» **WHAT THE EXERCISE ASKS**
The entries are to be returned exactly, with images left out.
═══ RECORDS TO PROCESS
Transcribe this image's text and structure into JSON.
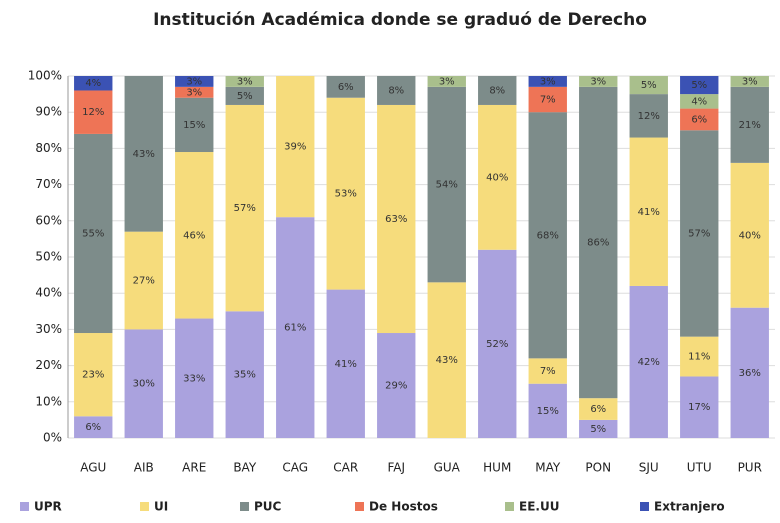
{
  "chart_data": {
    "type": "stacked_bar",
    "title": "Institución Académica donde se graduó de Derecho",
    "categories": [
      "AGU",
      "AIB",
      "ARE",
      "BAY",
      "CAG",
      "CAR",
      "FAJ",
      "GUA",
      "HUM",
      "MAY",
      "PON",
      "SJU",
      "UTU",
      "PUR"
    ],
    "series": [
      {
        "name": "UPR",
        "color": "#aaa2de",
        "values": [
          6,
          30,
          33,
          35,
          61,
          41,
          29,
          0,
          52,
          15,
          5,
          42,
          17,
          36
        ],
        "value_labels": [
          "6%",
          "30%",
          "33%",
          "35%",
          "61%",
          "41%",
          "29%",
          null,
          "52%",
          "15%",
          "5%",
          "42%",
          "17%",
          "36%"
        ]
      },
      {
        "name": "UI",
        "color": "#f6dc7c",
        "values": [
          23,
          27,
          46,
          57,
          39,
          53,
          63,
          43,
          40,
          7,
          6,
          41,
          11,
          40
        ],
        "value_labels": [
          "23%",
          "27%",
          "46%",
          "57%",
          "39%",
          "53%",
          "63%",
          "43%",
          "40%",
          "7%",
          "6%",
          "41%",
          "11%",
          "40%"
        ]
      },
      {
        "name": "PUC",
        "color": "#7d8c8a",
        "values": [
          55,
          43,
          15,
          5,
          0,
          6,
          8,
          54,
          8,
          68,
          86,
          12,
          57,
          21
        ],
        "value_labels": [
          "55%",
          "43%",
          "15%",
          "5%",
          null,
          "6%",
          "8%",
          "54%",
          "8%",
          "68%",
          "86%",
          "12%",
          "57%",
          "21%"
        ]
      },
      {
        "name": "De Hostos",
        "color": "#ee7456",
        "values": [
          12,
          0,
          3,
          0,
          0,
          0,
          0,
          0,
          0,
          7,
          0,
          0,
          6,
          0
        ],
        "value_labels": [
          "12%",
          null,
          "3%",
          null,
          null,
          null,
          null,
          null,
          null,
          "7%",
          null,
          null,
          "6%",
          null
        ]
      },
      {
        "name": "EE.UU",
        "color": "#a9bf8c",
        "values": [
          0,
          0,
          0,
          3,
          0,
          0,
          0,
          3,
          0,
          0,
          3,
          5,
          4,
          3
        ],
        "value_labels": [
          null,
          null,
          null,
          "3%",
          null,
          null,
          null,
          "3%",
          null,
          null,
          "3%",
          "5%",
          "4%",
          "3%"
        ]
      },
      {
        "name": "Extranjero",
        "color": "#3b52b4",
        "values": [
          4,
          0,
          3,
          0,
          0,
          0,
          0,
          0,
          0,
          3,
          0,
          0,
          5,
          0
        ],
        "value_labels": [
          "4%",
          null,
          "3%",
          null,
          null,
          null,
          null,
          null,
          null,
          "3%",
          null,
          null,
          "5%",
          null
        ]
      }
    ],
    "ylim": [
      0,
      100
    ],
    "yticks": [
      {
        "value": 0,
        "label": "0%"
      },
      {
        "value": 10,
        "label": "10%"
      },
      {
        "value": 20,
        "label": "20%"
      },
      {
        "value": 30,
        "label": "30%"
      },
      {
        "value": 40,
        "label": "40%"
      },
      {
        "value": 50,
        "label": "50%"
      },
      {
        "value": 60,
        "label": "60%"
      },
      {
        "value": 70,
        "label": "70%"
      },
      {
        "value": 80,
        "label": "80%"
      },
      {
        "value": 90,
        "label": "90%"
      },
      {
        "value": 100,
        "label": "100%"
      }
    ],
    "grid": true
  }
}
══════
» **RESPONSE BELOW**
Transcribe this image's text and structure into JSON.
{
  "chart_data": {
    "type": "stacked_bar",
    "title": "Institución Académica donde se graduó de Derecho",
    "categories": [
      "AGU",
      "AIB",
      "ARE",
      "BAY",
      "CAG",
      "CAR",
      "FAJ",
      "GUA",
      "HUM",
      "MAY",
      "PON",
      "SJU",
      "UTU",
      "PUR"
    ],
    "series": [
      {
        "name": "UPR",
        "color": "#aaa2de",
        "values": [
          6,
          30,
          33,
          35,
          61,
          41,
          29,
          0,
          52,
          15,
          5,
          42,
          17,
          36
        ],
        "value_labels": [
          "6%",
          "30%",
          "33%",
          "35%",
          "61%",
          "41%",
          "29%",
          null,
          "52%",
          "15%",
          "5%",
          "42%",
          "17%",
          "36%"
        ]
      },
      {
        "name": "UI",
        "color": "#f6dc7c",
        "values": [
          23,
          27,
          46,
          57,
          39,
          53,
          63,
          43,
          40,
          7,
          6,
          41,
          11,
          40
        ],
        "value_labels": [
          "23%",
          "27%",
          "46%",
          "57%",
          "39%",
          "53%",
          "63%",
          "43%",
          "40%",
          "7%",
          "6%",
          "41%",
          "11%",
          "40%"
        ]
      },
      {
        "name": "PUC",
        "color": "#7d8c8a",
        "values": [
          55,
          43,
          15,
          5,
          0,
          6,
          8,
          54,
          8,
          68,
          86,
          12,
          57,
          21
        ],
        "value_labels": [
          "55%",
          "43%",
          "15%",
          "5%",
          null,
          "6%",
          "8%",
          "54%",
          "8%",
          "68%",
          "86%",
          "12%",
          "57%",
          "21%"
        ]
      },
      {
        "name": "De Hostos",
        "color": "#ee7456",
        "values": [
          12,
          0,
          3,
          0,
          0,
          0,
          0,
          0,
          0,
          7,
          0,
          0,
          6,
          0
        ],
        "value_labels": [
          "12%",
          null,
          "3%",
          null,
          null,
          null,
          null,
          null,
          null,
          "7%",
          null,
          null,
          "6%",
          null
        ]
      },
      {
        "name": "EE.UU",
        "color": "#a9bf8c",
        "values": [
          0,
          0,
          0,
          3,
          0,
          0,
          0,
          3,
          0,
          0,
          3,
          5,
          4,
          3
        ],
        "value_labels": [
          null,
          null,
          null,
          "3%",
          null,
          null,
          null,
          "3%",
          null,
          null,
          "3%",
          "5%",
          "4%",
          "3%"
        ]
      },
      {
        "name": "Extranjero",
        "color": "#3b52b4",
        "values": [
          4,
          0,
          3,
          0,
          0,
          0,
          0,
          0,
          0,
          3,
          0,
          0,
          5,
          0
        ],
        "value_labels": [
          "4%",
          null,
          "3%",
          null,
          null,
          null,
          null,
          null,
          null,
          "3%",
          null,
          null,
          "5%",
          null
        ]
      }
    ],
    "ylim": [
      0,
      100
    ],
    "yticks": [
      {
        "value": 0,
        "label": "0%"
      },
      {
        "value": 10,
        "label": "10%"
      },
      {
        "value": 20,
        "label": "20%"
      },
      {
        "value": 30,
        "label": "30%"
      },
      {
        "value": 40,
        "label": "40%"
      },
      {
        "value": 50,
        "label": "50%"
      },
      {
        "value": 60,
        "label": "60%"
      },
      {
        "value": 70,
        "label": "70%"
      },
      {
        "value": 80,
        "label": "80%"
      },
      {
        "value": 90,
        "label": "90%"
      },
      {
        "value": 100,
        "label": "100%"
      }
    ],
    "grid": true
  }
}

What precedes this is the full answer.